PROBLEM TO SOLVE. Please quote the material exactly, every line of it.

SOURCE MATERIAL.
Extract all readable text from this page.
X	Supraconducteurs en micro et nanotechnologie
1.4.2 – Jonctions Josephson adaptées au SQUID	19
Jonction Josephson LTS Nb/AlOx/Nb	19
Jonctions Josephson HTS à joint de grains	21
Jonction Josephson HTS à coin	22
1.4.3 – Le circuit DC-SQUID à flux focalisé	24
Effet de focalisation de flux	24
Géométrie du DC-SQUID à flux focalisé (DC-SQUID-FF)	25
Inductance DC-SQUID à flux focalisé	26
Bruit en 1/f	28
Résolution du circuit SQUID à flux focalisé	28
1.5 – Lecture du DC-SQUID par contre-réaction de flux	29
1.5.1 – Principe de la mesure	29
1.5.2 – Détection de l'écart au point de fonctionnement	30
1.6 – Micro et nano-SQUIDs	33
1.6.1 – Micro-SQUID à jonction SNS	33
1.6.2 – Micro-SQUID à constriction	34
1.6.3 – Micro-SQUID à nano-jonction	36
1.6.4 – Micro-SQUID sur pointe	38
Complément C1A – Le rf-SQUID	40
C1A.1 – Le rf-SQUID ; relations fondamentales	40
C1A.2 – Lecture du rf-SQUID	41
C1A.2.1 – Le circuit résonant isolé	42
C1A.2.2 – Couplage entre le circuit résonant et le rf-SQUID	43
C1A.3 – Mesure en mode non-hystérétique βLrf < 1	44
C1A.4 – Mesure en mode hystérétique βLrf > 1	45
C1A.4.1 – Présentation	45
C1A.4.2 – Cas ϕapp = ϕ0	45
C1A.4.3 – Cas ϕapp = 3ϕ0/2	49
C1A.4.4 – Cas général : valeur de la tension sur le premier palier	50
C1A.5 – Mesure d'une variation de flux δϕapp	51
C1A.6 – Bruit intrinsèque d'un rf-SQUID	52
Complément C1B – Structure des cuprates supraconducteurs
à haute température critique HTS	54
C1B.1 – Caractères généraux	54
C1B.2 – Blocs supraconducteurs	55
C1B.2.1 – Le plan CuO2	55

ANSWER TO THIS TASK.
Extract all readable text from this page.
X	Supraconducteurs en micro et nanotechnologie
1.4.2 – Jonctions Josephson adaptées au SQUID	19
Jonction Josephson LTS Nb/AlOx/Nb	19
Jonctions Josephson HTS à joint de grains	21
Jonction Josephson HTS à coin	22
1.4.3 – Le circuit DC-SQUID à flux focalisé	24
Effet de focalisation de flux	24
Géométrie du DC-SQUID à flux focalisé (DC-SQUID-FF)	25
Inductance DC-SQUID à flux focalisé	26
Bruit en 1/f	28
Résolution du circuit SQUID à flux focalisé	28
1.5 – Lecture du DC-SQUID par contre-réaction de flux	29
1.5.1 – Principe de la mesure	29
1.5.2 – Détection de l'écart au point de fonctionnement	30
1.6 – Micro et nano-SQUIDs	33
1.6.1 – Micro-SQUID à jonction SNS	33
1.6.2 – Micro-SQUID à constriction	34
1.6.3 – Micro-SQUID à nano-jonction	36
1.6.4 – Micro-SQUID sur pointe	38
Complément C1A – Le rf-SQUID	40
C1A.1 – Le rf-SQUID ; relations fondamentales	40
C1A.2 – Lecture du rf-SQUID	41
C1A.2.1 – Le circuit résonant isolé	42
C1A.2.2 – Couplage entre le circuit résonant et le rf-SQUID	43
C1A.3 – Mesure en mode non-hystérétique βLrf < 1	44
C1A.4 – Mesure en mode hystérétique βLrf > 1	45
C1A.4.1 – Présentation	45
C1A.4.2 – Cas ϕapp = ϕ0	45
C1A.4.3 – Cas ϕapp = 3ϕ0/2	49
C1A.4.4 – Cas général : valeur de la tension sur le premier palier	50
C1A.5 – Mesure d'une variation de flux δϕapp	51
C1A.6 – Bruit intrinsèque d'un rf-SQUID	52
Complément C1B – Structure des cuprates supraconducteurs
à haute température critique HTS	54
C1B.1 – Caractères généraux	54
C1B.2 – Blocs supraconducteurs	55
C1B.2.1 – Le plan CuO2	55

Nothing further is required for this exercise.